(Dataset rows about figures)

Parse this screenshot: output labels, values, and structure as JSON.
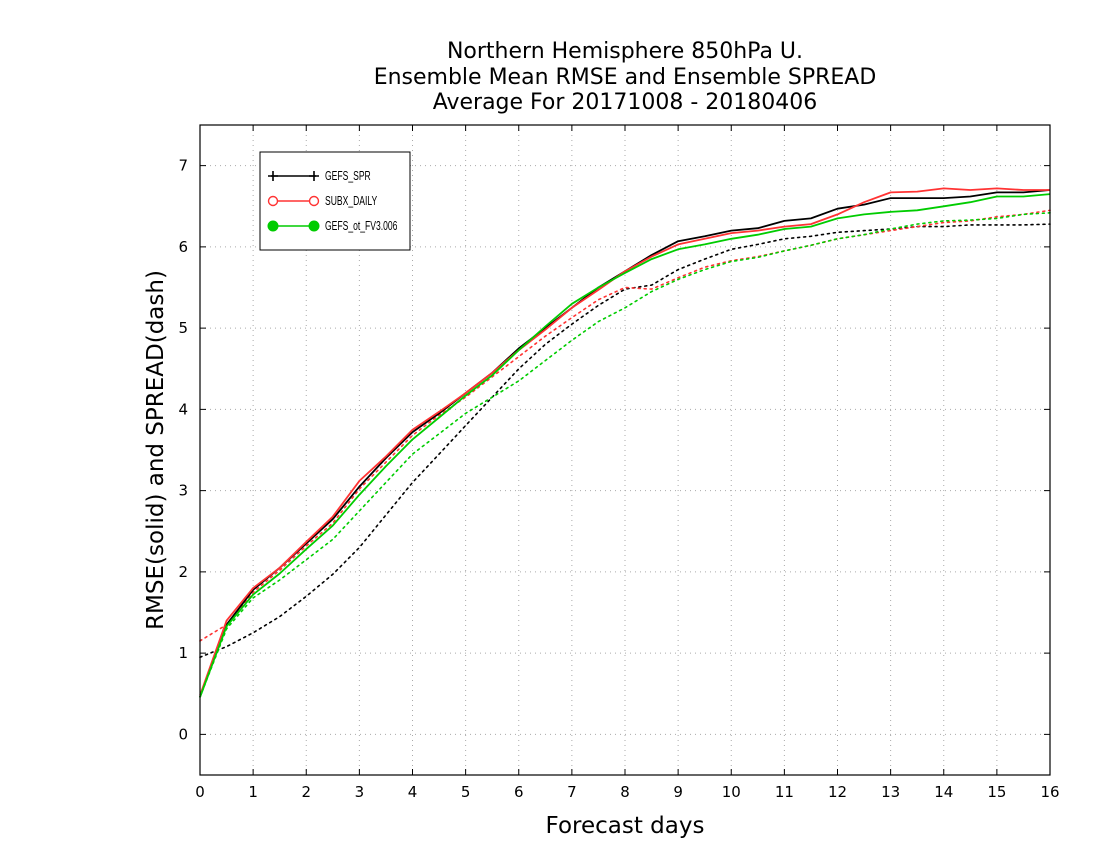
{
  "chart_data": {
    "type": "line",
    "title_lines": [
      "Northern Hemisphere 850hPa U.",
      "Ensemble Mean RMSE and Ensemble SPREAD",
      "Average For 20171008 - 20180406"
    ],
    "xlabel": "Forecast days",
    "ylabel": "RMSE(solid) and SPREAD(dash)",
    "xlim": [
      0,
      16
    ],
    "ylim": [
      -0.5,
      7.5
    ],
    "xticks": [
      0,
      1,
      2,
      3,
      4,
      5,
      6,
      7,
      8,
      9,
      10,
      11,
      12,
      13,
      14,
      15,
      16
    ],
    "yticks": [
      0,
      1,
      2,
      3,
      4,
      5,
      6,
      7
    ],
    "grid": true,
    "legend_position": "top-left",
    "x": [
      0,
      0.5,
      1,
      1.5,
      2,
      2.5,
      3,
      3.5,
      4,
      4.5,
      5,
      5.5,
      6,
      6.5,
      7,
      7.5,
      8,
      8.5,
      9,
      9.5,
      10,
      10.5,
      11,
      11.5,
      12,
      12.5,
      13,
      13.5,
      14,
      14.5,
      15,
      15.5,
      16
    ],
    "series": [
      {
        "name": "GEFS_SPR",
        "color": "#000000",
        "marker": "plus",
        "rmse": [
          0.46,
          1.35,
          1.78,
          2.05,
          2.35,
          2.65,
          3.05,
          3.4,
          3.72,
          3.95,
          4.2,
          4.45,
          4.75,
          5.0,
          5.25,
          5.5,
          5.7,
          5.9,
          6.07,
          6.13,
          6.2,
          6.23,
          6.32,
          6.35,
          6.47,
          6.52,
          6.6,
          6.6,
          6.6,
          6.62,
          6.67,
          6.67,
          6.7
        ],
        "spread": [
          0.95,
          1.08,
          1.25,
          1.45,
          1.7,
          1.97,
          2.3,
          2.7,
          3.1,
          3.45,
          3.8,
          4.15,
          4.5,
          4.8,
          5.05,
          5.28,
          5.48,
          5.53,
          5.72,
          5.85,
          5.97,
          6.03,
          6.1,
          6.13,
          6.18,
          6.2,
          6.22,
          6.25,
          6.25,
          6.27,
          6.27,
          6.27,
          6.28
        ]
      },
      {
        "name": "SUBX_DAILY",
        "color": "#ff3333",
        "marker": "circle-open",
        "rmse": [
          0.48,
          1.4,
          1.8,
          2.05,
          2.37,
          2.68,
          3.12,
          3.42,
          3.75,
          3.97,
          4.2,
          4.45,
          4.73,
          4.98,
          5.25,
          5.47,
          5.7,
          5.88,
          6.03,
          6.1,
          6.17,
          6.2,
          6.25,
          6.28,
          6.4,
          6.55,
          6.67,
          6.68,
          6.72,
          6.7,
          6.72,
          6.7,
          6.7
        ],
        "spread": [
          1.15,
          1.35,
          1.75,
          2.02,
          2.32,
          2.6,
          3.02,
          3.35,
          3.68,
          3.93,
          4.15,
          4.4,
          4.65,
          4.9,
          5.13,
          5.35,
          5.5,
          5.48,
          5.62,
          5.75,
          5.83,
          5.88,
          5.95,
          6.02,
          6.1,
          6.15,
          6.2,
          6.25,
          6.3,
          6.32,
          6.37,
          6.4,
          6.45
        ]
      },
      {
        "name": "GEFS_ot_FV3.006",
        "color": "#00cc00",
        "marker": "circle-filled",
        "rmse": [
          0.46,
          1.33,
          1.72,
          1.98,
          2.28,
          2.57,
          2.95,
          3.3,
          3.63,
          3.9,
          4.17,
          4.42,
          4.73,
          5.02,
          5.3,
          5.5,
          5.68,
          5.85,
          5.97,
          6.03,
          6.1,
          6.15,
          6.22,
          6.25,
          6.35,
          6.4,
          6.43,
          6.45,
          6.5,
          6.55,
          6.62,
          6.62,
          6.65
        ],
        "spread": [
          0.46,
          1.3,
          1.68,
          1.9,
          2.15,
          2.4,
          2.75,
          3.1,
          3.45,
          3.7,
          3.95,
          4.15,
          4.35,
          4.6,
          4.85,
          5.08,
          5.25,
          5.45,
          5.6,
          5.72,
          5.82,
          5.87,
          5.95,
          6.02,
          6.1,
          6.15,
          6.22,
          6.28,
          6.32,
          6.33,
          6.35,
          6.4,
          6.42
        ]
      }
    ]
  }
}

WHAT IS EXPECTED. Write out the records above exactly as they appear, leaving out any pictures.

RESULT BELOW.
Parse this screenshot: output labels, values, and structure as JSON.
{
  "chart_data": {
    "type": "line",
    "title_lines": [
      "Northern Hemisphere 850hPa U.",
      "Ensemble Mean RMSE and Ensemble SPREAD",
      "Average For 20171008 - 20180406"
    ],
    "xlabel": "Forecast days",
    "ylabel": "RMSE(solid) and SPREAD(dash)",
    "xlim": [
      0,
      16
    ],
    "ylim": [
      -0.5,
      7.5
    ],
    "xticks": [
      0,
      1,
      2,
      3,
      4,
      5,
      6,
      7,
      8,
      9,
      10,
      11,
      12,
      13,
      14,
      15,
      16
    ],
    "yticks": [
      0,
      1,
      2,
      3,
      4,
      5,
      6,
      7
    ],
    "grid": true,
    "legend_position": "top-left",
    "x": [
      0,
      0.5,
      1,
      1.5,
      2,
      2.5,
      3,
      3.5,
      4,
      4.5,
      5,
      5.5,
      6,
      6.5,
      7,
      7.5,
      8,
      8.5,
      9,
      9.5,
      10,
      10.5,
      11,
      11.5,
      12,
      12.5,
      13,
      13.5,
      14,
      14.5,
      15,
      15.5,
      16
    ],
    "series": [
      {
        "name": "GEFS_SPR",
        "color": "#000000",
        "marker": "plus",
        "rmse": [
          0.46,
          1.35,
          1.78,
          2.05,
          2.35,
          2.65,
          3.05,
          3.4,
          3.72,
          3.95,
          4.2,
          4.45,
          4.75,
          5.0,
          5.25,
          5.5,
          5.7,
          5.9,
          6.07,
          6.13,
          6.2,
          6.23,
          6.32,
          6.35,
          6.47,
          6.52,
          6.6,
          6.6,
          6.6,
          6.62,
          6.67,
          6.67,
          6.7
        ],
        "spread": [
          0.95,
          1.08,
          1.25,
          1.45,
          1.7,
          1.97,
          2.3,
          2.7,
          3.1,
          3.45,
          3.8,
          4.15,
          4.5,
          4.8,
          5.05,
          5.28,
          5.48,
          5.53,
          5.72,
          5.85,
          5.97,
          6.03,
          6.1,
          6.13,
          6.18,
          6.2,
          6.22,
          6.25,
          6.25,
          6.27,
          6.27,
          6.27,
          6.28
        ]
      },
      {
        "name": "SUBX_DAILY",
        "color": "#ff3333",
        "marker": "circle-open",
        "rmse": [
          0.48,
          1.4,
          1.8,
          2.05,
          2.37,
          2.68,
          3.12,
          3.42,
          3.75,
          3.97,
          4.2,
          4.45,
          4.73,
          4.98,
          5.25,
          5.47,
          5.7,
          5.88,
          6.03,
          6.1,
          6.17,
          6.2,
          6.25,
          6.28,
          6.4,
          6.55,
          6.67,
          6.68,
          6.72,
          6.7,
          6.72,
          6.7,
          6.7
        ],
        "spread": [
          1.15,
          1.35,
          1.75,
          2.02,
          2.32,
          2.6,
          3.02,
          3.35,
          3.68,
          3.93,
          4.15,
          4.4,
          4.65,
          4.9,
          5.13,
          5.35,
          5.5,
          5.48,
          5.62,
          5.75,
          5.83,
          5.88,
          5.95,
          6.02,
          6.1,
          6.15,
          6.2,
          6.25,
          6.3,
          6.32,
          6.37,
          6.4,
          6.45
        ]
      },
      {
        "name": "GEFS_ot_FV3.006",
        "color": "#00cc00",
        "marker": "circle-filled",
        "rmse": [
          0.46,
          1.33,
          1.72,
          1.98,
          2.28,
          2.57,
          2.95,
          3.3,
          3.63,
          3.9,
          4.17,
          4.42,
          4.73,
          5.02,
          5.3,
          5.5,
          5.68,
          5.85,
          5.97,
          6.03,
          6.1,
          6.15,
          6.22,
          6.25,
          6.35,
          6.4,
          6.43,
          6.45,
          6.5,
          6.55,
          6.62,
          6.62,
          6.65
        ],
        "spread": [
          0.46,
          1.3,
          1.68,
          1.9,
          2.15,
          2.4,
          2.75,
          3.1,
          3.45,
          3.7,
          3.95,
          4.15,
          4.35,
          4.6,
          4.85,
          5.08,
          5.25,
          5.45,
          5.6,
          5.72,
          5.82,
          5.87,
          5.95,
          6.02,
          6.1,
          6.15,
          6.22,
          6.28,
          6.32,
          6.33,
          6.35,
          6.4,
          6.42
        ]
      }
    ]
  }
}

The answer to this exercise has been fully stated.